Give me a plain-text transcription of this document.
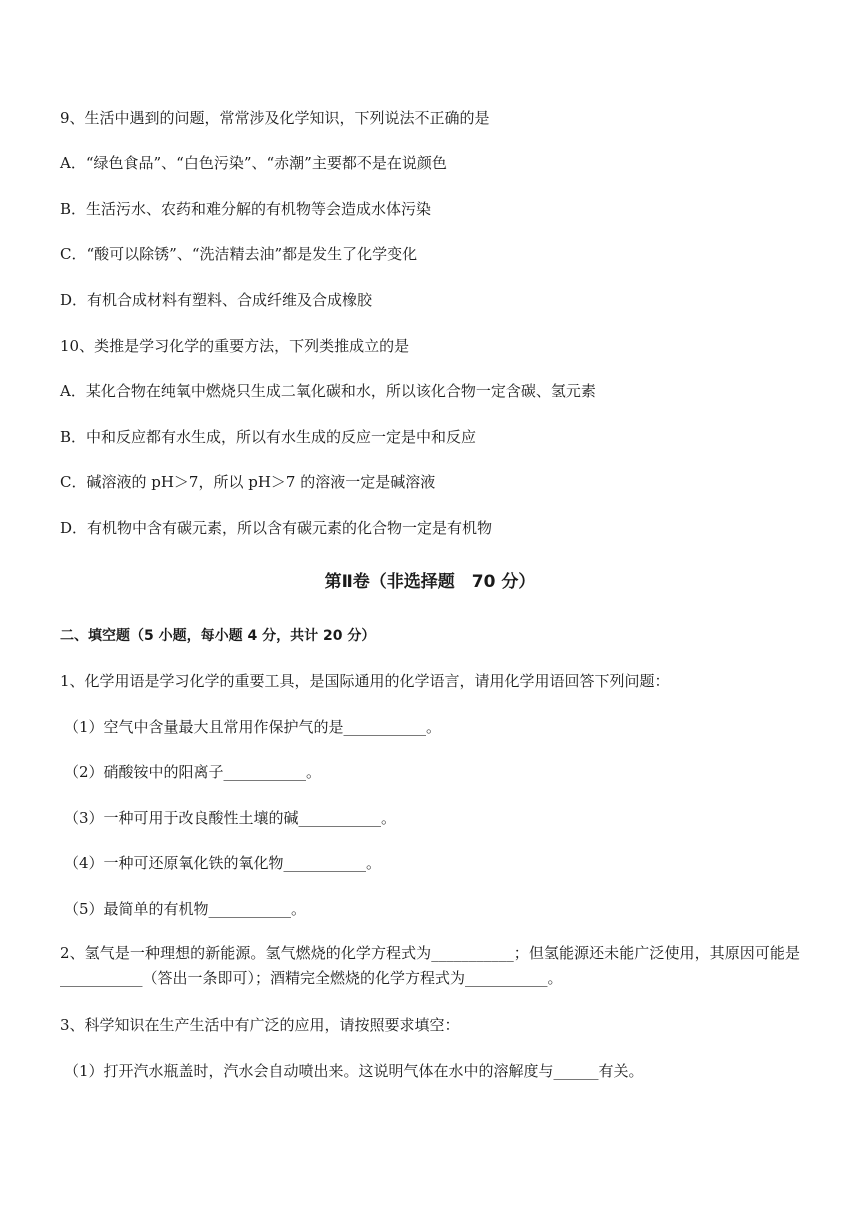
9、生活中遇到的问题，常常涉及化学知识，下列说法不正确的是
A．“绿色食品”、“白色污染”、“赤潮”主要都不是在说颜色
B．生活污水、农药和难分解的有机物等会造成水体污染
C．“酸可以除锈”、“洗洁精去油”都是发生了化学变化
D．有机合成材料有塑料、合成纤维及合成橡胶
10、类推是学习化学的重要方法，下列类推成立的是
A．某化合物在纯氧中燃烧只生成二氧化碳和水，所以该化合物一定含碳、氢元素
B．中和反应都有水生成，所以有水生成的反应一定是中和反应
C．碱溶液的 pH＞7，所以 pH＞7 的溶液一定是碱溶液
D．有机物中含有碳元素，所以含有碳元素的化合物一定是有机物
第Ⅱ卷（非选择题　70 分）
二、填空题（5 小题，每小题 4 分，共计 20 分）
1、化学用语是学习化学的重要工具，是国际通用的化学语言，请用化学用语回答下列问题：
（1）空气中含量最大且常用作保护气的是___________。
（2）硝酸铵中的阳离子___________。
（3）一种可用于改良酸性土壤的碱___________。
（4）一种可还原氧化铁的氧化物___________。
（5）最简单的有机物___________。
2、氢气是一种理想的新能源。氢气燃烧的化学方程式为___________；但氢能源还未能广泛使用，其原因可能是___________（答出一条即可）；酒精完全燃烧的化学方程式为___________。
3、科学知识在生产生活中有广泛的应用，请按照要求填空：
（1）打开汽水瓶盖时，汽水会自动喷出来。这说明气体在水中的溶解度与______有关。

══════

REQUEST: Set down all the data again exactly as above, pictures excluded.

RESPONSE TO THE TASK:
Give me a plain-text transcription of this document.
9、生活中遇到的问题，常常涉及化学知识，下列说法不正确的是
A．“绿色食品”、“白色污染”、“赤潮”主要都不是在说颜色
B．生活污水、农药和难分解的有机物等会造成水体污染
C．“酸可以除锈”、“洗洁精去油”都是发生了化学变化
D．有机合成材料有塑料、合成纤维及合成橡胶
10、类推是学习化学的重要方法，下列类推成立的是
A．某化合物在纯氧中燃烧只生成二氧化碳和水，所以该化合物一定含碳、氢元素
B．中和反应都有水生成，所以有水生成的反应一定是中和反应
C．碱溶液的 pH＞7，所以 pH＞7 的溶液一定是碱溶液
D．有机物中含有碳元素，所以含有碳元素的化合物一定是有机物
第Ⅱ卷（非选择题　70 分）
二、填空题（5 小题，每小题 4 分，共计 20 分）
1、化学用语是学习化学的重要工具，是国际通用的化学语言，请用化学用语回答下列问题：
（1）空气中含量最大且常用作保护气的是___________。
（2）硝酸铵中的阳离子___________。
（3）一种可用于改良酸性土壤的碱___________。
（4）一种可还原氧化铁的氧化物___________。
（5）最简单的有机物___________。
2、氢气是一种理想的新能源。氢气燃烧的化学方程式为___________；但氢能源还未能广泛使用，其原因可能是___________（答出一条即可）；酒精完全燃烧的化学方程式为___________。
3、科学知识在生产生活中有广泛的应用，请按照要求填空：
（1）打开汽水瓶盖时，汽水会自动喷出来。这说明气体在水中的溶解度与______有关。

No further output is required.